Task statement:
Drop every picture and give the entries back exactly.

(Dataset listings of figures)
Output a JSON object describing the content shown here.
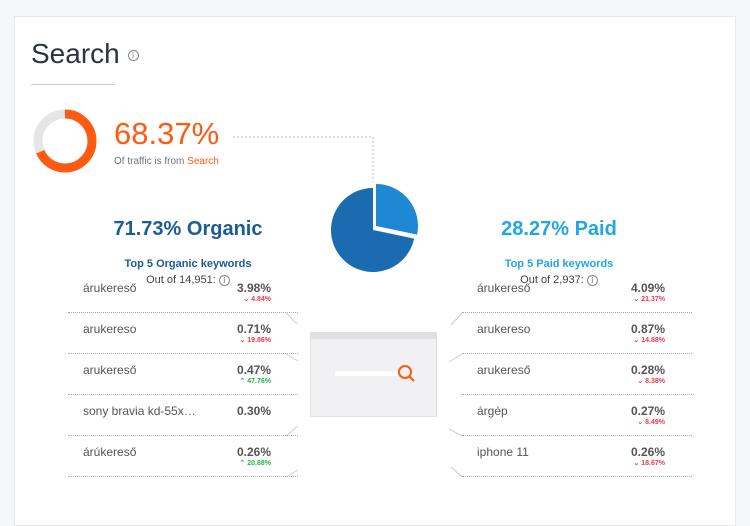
{
  "title": "Search",
  "info": "i",
  "traffic": {
    "percent": "68.37%",
    "fraction": 0.6837,
    "label": "Of traffic is from",
    "source": "Search",
    "color": "#ff5a12"
  },
  "organic": {
    "headline_pct": "71.73%",
    "headline_label": "Organic",
    "fraction": 0.7173,
    "color": "#1a5c96",
    "top_label": "Top 5 Organic keywords",
    "out_of": "Out of 14,951:",
    "rows": [
      {
        "kw": "árukereső",
        "val": "3.98%",
        "chg": "4.84%",
        "dir": "down"
      },
      {
        "kw": "arukereso",
        "val": "0.71%",
        "chg": "19.86%",
        "dir": "down"
      },
      {
        "kw": "arukereső",
        "val": "0.47%",
        "chg": "47.76%",
        "dir": "up"
      },
      {
        "kw": "sony bravia kd-55x…",
        "val": "0.30%",
        "chg": "",
        "dir": ""
      },
      {
        "kw": "árúkereső",
        "val": "0.26%",
        "chg": "20.68%",
        "dir": "up"
      }
    ]
  },
  "paid": {
    "headline_pct": "28.27%",
    "headline_label": "Paid",
    "fraction": 0.2827,
    "color": "#1fa6e8",
    "top_label": "Top 5 Paid keywords",
    "out_of": "Out of 2,937:",
    "rows": [
      {
        "kw": "árukereső",
        "val": "4.09%",
        "chg": "21.37%",
        "dir": "down"
      },
      {
        "kw": "arukereso",
        "val": "0.87%",
        "chg": "14.88%",
        "dir": "down"
      },
      {
        "kw": "arukereső",
        "val": "0.28%",
        "chg": "8.38%",
        "dir": "down"
      },
      {
        "kw": "árgép",
        "val": "0.27%",
        "chg": "8.49%",
        "dir": "down"
      },
      {
        "kw": "iphone 11",
        "val": "0.26%",
        "chg": "18.67%",
        "dir": "down"
      }
    ]
  }
}
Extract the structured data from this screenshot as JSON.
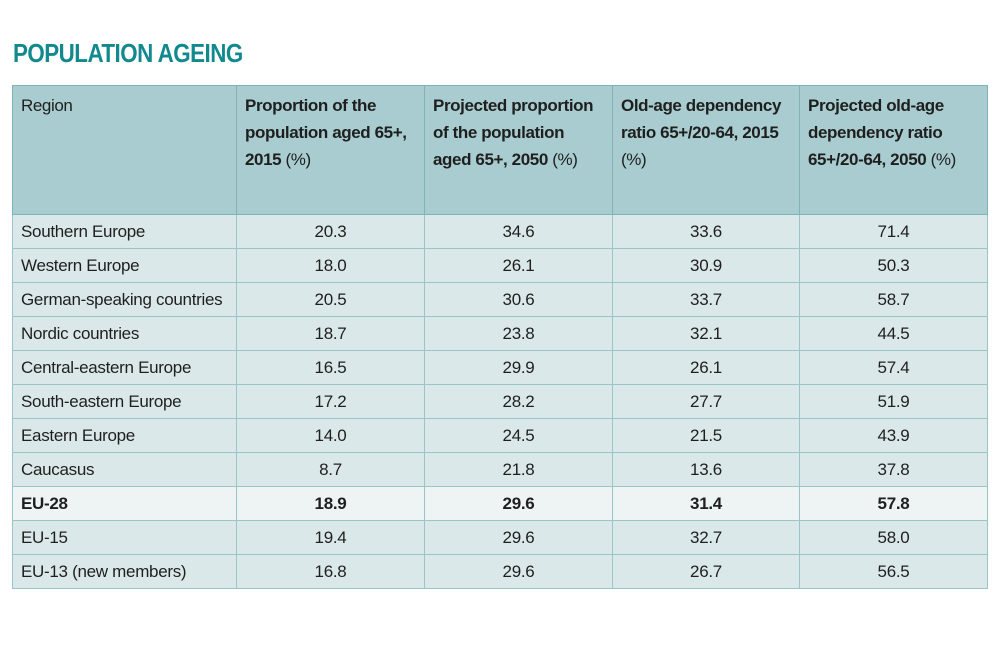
{
  "title": "POPULATION AGEING",
  "table": {
    "headers": [
      {
        "bold": "Region",
        "normal": ""
      },
      {
        "bold": "Proportion of the population aged 65+, 2015",
        "normal": " (%)"
      },
      {
        "bold": "Projected proportion of the population aged 65+, 2050",
        "normal": " (%)"
      },
      {
        "bold": "Old-age dependency ratio 65+/20-64, 2015",
        "normal": " (%)"
      },
      {
        "bold": "Projected old-age dependency ratio 65+/20-64, 2050",
        "normal": " (%)"
      }
    ],
    "rows": [
      {
        "region": "Southern Europe",
        "values": [
          "20.3",
          "34.6",
          "33.6",
          "71.4"
        ],
        "bold": false
      },
      {
        "region": "Western Europe",
        "values": [
          "18.0",
          "26.1",
          "30.9",
          "50.3"
        ],
        "bold": false
      },
      {
        "region": "German-speaking countries",
        "values": [
          "20.5",
          "30.6",
          "33.7",
          "58.7"
        ],
        "bold": false
      },
      {
        "region": "Nordic countries",
        "values": [
          "18.7",
          "23.8",
          "32.1",
          "44.5"
        ],
        "bold": false
      },
      {
        "region": "Central-eastern Europe",
        "values": [
          "16.5",
          "29.9",
          "26.1",
          "57.4"
        ],
        "bold": false
      },
      {
        "region": "South-eastern Europe",
        "values": [
          "17.2",
          "28.2",
          "27.7",
          "51.9"
        ],
        "bold": false
      },
      {
        "region": "Eastern Europe",
        "values": [
          "14.0",
          "24.5",
          "21.5",
          "43.9"
        ],
        "bold": false
      },
      {
        "region": "Caucasus",
        "values": [
          "8.7",
          "21.8",
          "13.6",
          "37.8"
        ],
        "bold": false
      },
      {
        "region": "EU-28",
        "values": [
          "18.9",
          "29.6",
          "31.4",
          "57.8"
        ],
        "bold": true
      },
      {
        "region": "EU-15",
        "values": [
          "19.4",
          "29.6",
          "32.7",
          "58.0"
        ],
        "bold": false
      },
      {
        "region": "EU-13 (new members)",
        "values": [
          "16.8",
          "29.6",
          "26.7",
          "56.5"
        ],
        "bold": false
      }
    ]
  }
}
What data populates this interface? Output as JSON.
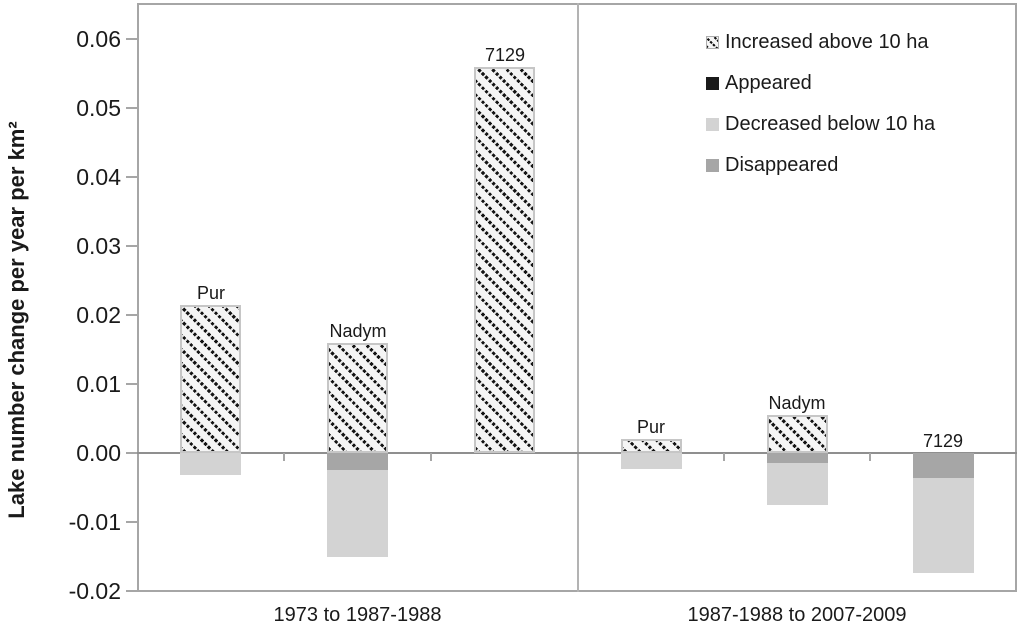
{
  "chart_data": {
    "type": "bar",
    "stacked": true,
    "title": "",
    "ylabel": "Lake number change per year per km²",
    "xlabel": "",
    "ylim": [
      -0.02,
      0.0652
    ],
    "grid": false,
    "legend_position": "top-right-inside",
    "ytick_values": [
      0.06,
      0.05,
      0.04,
      0.03,
      0.02,
      0.01,
      0.0,
      -0.01,
      -0.02
    ],
    "ytick_labels": [
      "0.06",
      "0.05",
      "0.04",
      "0.03",
      "0.02",
      "0.01",
      "0.00",
      "-0.01",
      "-0.02"
    ],
    "panels": [
      {
        "label": "1973 to 1987-1988",
        "categories": [
          "Pur",
          "Nadym",
          "7129"
        ],
        "series": [
          {
            "key": "increased",
            "name": "Increased above 10 ha",
            "values": [
              0.0215,
              0.016,
              0.056
            ]
          },
          {
            "key": "appeared",
            "name": "Appeared",
            "values": [
              0,
              0,
              0
            ]
          },
          {
            "key": "decreased",
            "name": "Decreased below 10 ha",
            "values": [
              -0.0032,
              -0.0126,
              0
            ]
          },
          {
            "key": "disappeared",
            "name": "Disappeared",
            "values": [
              0,
              -0.0025,
              0
            ]
          }
        ]
      },
      {
        "label": "1987-1988 to 2007-2009",
        "categories": [
          "Pur",
          "Nadym",
          "7129"
        ],
        "series": [
          {
            "key": "increased",
            "name": "Increased above 10 ha",
            "values": [
              0.002,
              0.0055,
              0
            ]
          },
          {
            "key": "appeared",
            "name": "Appeared",
            "values": [
              0,
              0,
              0
            ]
          },
          {
            "key": "decreased",
            "name": "Decreased below 10 ha",
            "values": [
              -0.0023,
              -0.0061,
              -0.0138
            ]
          },
          {
            "key": "disappeared",
            "name": "Disappeared",
            "values": [
              0,
              -0.0014,
              -0.0036
            ]
          }
        ]
      }
    ],
    "legend": [
      {
        "label": "Increased above 10 ha",
        "style": "hatched"
      },
      {
        "label": "Appeared",
        "style": "black"
      },
      {
        "label": "Decreased below 10 ha",
        "style": "light-gray"
      },
      {
        "label": "Disappeared",
        "style": "dark-gray"
      }
    ],
    "colors": {
      "hatch_foreground": "#141414",
      "hatch_background": "#f5f5f5",
      "appeared": "#1a1a1a",
      "decreased": "#d3d3d3",
      "disappeared": "#a6a6a6",
      "axis": "#a6a6a6",
      "zero_line": "#8f8f8f"
    }
  }
}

Output for this exercise:
Output a JSON object describing the content shown here.
{
  "title": "Search",
  "info": "i",
  "traffic": {
    "percent": "68.37%",
    "fraction": 0.6837,
    "label": "Of traffic is from",
    "source": "Search",
    "color": "#ff5a12"
  },
  "organic": {
    "headline_pct": "71.73%",
    "headline_label": "Organic",
    "fraction": 0.7173,
    "color": "#1a5c96",
    "top_label": "Top 5 Organic keywords",
    "out_of": "Out of 14,951:",
    "rows": [
      {
        "kw": "árukereső",
        "val": "3.98%",
        "chg": "4.84%",
        "dir": "down"
      },
      {
        "kw": "arukereso",
        "val": "0.71%",
        "chg": "19.86%",
        "dir": "down"
      },
      {
        "kw": "arukereső",
        "val": "0.47%",
        "chg": "47.76%",
        "dir": "up"
      },
      {
        "kw": "sony bravia kd-55x…",
        "val": "0.30%",
        "chg": "",
        "dir": ""
      },
      {
        "kw": "árúkereső",
        "val": "0.26%",
        "chg": "20.68%",
        "dir": "up"
      }
    ]
  },
  "paid": {
    "headline_pct": "28.27%",
    "headline_label": "Paid",
    "fraction": 0.2827,
    "color": "#1fa6e8",
    "top_label": "Top 5 Paid keywords",
    "out_of": "Out of 2,937:",
    "rows": [
      {
        "kw": "árukereső",
        "val": "4.09%",
        "chg": "21.37%",
        "dir": "down"
      },
      {
        "kw": "arukereso",
        "val": "0.87%",
        "chg": "14.88%",
        "dir": "down"
      },
      {
        "kw": "arukereső",
        "val": "0.28%",
        "chg": "8.38%",
        "dir": "down"
      },
      {
        "kw": "árgép",
        "val": "0.27%",
        "chg": "8.49%",
        "dir": "down"
      },
      {
        "kw": "iphone 11",
        "val": "0.26%",
        "chg": "18.67%",
        "dir": "down"
      }
    ]
  }
}
Extract the structured data from this screenshot as JSON.
{
  "title": "POPULATION AGEING",
  "table": {
    "headers": [
      {
        "bold": "Region",
        "normal": ""
      },
      {
        "bold": "Proportion of the population aged 65+, 2015",
        "normal": " (%)"
      },
      {
        "bold": "Projected proportion of the population aged 65+, 2050",
        "normal": " (%)"
      },
      {
        "bold": "Old-age dependency ratio 65+/20-64, 2015",
        "normal": " (%)"
      },
      {
        "bold": "Projected old-age dependency ratio 65+/20-64, 2050",
        "normal": " (%)"
      }
    ],
    "rows": [
      {
        "region": "Southern Europe",
        "values": [
          "20.3",
          "34.6",
          "33.6",
          "71.4"
        ],
        "bold": false
      },
      {
        "region": "Western Europe",
        "values": [
          "18.0",
          "26.1",
          "30.9",
          "50.3"
        ],
        "bold": false
      },
      {
        "region": "German-speaking countries",
        "values": [
          "20.5",
          "30.6",
          "33.7",
          "58.7"
        ],
        "bold": false
      },
      {
        "region": "Nordic countries",
        "values": [
          "18.7",
          "23.8",
          "32.1",
          "44.5"
        ],
        "bold": false
      },
      {
        "region": "Central-eastern Europe",
        "values": [
          "16.5",
          "29.9",
          "26.1",
          "57.4"
        ],
        "bold": false
      },
      {
        "region": "South-eastern Europe",
        "values": [
          "17.2",
          "28.2",
          "27.7",
          "51.9"
        ],
        "bold": false
      },
      {
        "region": "Eastern Europe",
        "values": [
          "14.0",
          "24.5",
          "21.5",
          "43.9"
        ],
        "bold": false
      },
      {
        "region": "Caucasus",
        "values": [
          "8.7",
          "21.8",
          "13.6",
          "37.8"
        ],
        "bold": false
      },
      {
        "region": "EU-28",
        "values": [
          "18.9",
          "29.6",
          "31.4",
          "57.8"
        ],
        "bold": true
      },
      {
        "region": "EU-15",
        "values": [
          "19.4",
          "29.6",
          "32.7",
          "58.0"
        ],
        "bold": false
      },
      {
        "region": "EU-13 (new members)",
        "values": [
          "16.8",
          "29.6",
          "26.7",
          "56.5"
        ],
        "bold": false
      }
    ]
  }
}
What data populates this interface? Output as JSON.
{
  "chart_data": {
    "type": "bar",
    "stacked": true,
    "title": "",
    "ylabel": "Lake number change per year per km²",
    "xlabel": "",
    "ylim": [
      -0.02,
      0.0652
    ],
    "grid": false,
    "legend_position": "top-right-inside",
    "ytick_values": [
      0.06,
      0.05,
      0.04,
      0.03,
      0.02,
      0.01,
      0.0,
      -0.01,
      -0.02
    ],
    "ytick_labels": [
      "0.06",
      "0.05",
      "0.04",
      "0.03",
      "0.02",
      "0.01",
      "0.00",
      "-0.01",
      "-0.02"
    ],
    "panels": [
      {
        "label": "1973 to 1987-1988",
        "categories": [
          "Pur",
          "Nadym",
          "7129"
        ],
        "series": [
          {
            "key": "increased",
            "name": "Increased above 10 ha",
            "values": [
              0.0215,
              0.016,
              0.056
            ]
          },
          {
            "key": "appeared",
            "name": "Appeared",
            "values": [
              0,
              0,
              0
            ]
          },
          {
            "key": "decreased",
            "name": "Decreased below 10 ha",
            "values": [
              -0.0032,
              -0.0126,
              0
            ]
          },
          {
            "key": "disappeared",
            "name": "Disappeared",
            "values": [
              0,
              -0.0025,
              0
            ]
          }
        ]
      },
      {
        "label": "1987-1988 to 2007-2009",
        "categories": [
          "Pur",
          "Nadym",
          "7129"
        ],
        "series": [
          {
            "key": "increased",
            "name": "Increased above 10 ha",
            "values": [
              0.002,
              0.0055,
              0
            ]
          },
          {
            "key": "appeared",
            "name": "Appeared",
            "values": [
              0,
              0,
              0
            ]
          },
          {
            "key": "decreased",
            "name": "Decreased below 10 ha",
            "values": [
              -0.0023,
              -0.0061,
              -0.0138
            ]
          },
          {
            "key": "disappeared",
            "name": "Disappeared",
            "values": [
              0,
              -0.0014,
              -0.0036
            ]
          }
        ]
      }
    ],
    "legend": [
      {
        "label": "Increased above 10 ha",
        "style": "hatched"
      },
      {
        "label": "Appeared",
        "style": "black"
      },
      {
        "label": "Decreased below 10 ha",
        "style": "light-gray"
      },
      {
        "label": "Disappeared",
        "style": "dark-gray"
      }
    ],
    "colors": {
      "hatch_foreground": "#141414",
      "hatch_background": "#f5f5f5",
      "appeared": "#1a1a1a",
      "decreased": "#d3d3d3",
      "disappeared": "#a6a6a6",
      "axis": "#a6a6a6",
      "zero_line": "#8f8f8f"
    }
  }
}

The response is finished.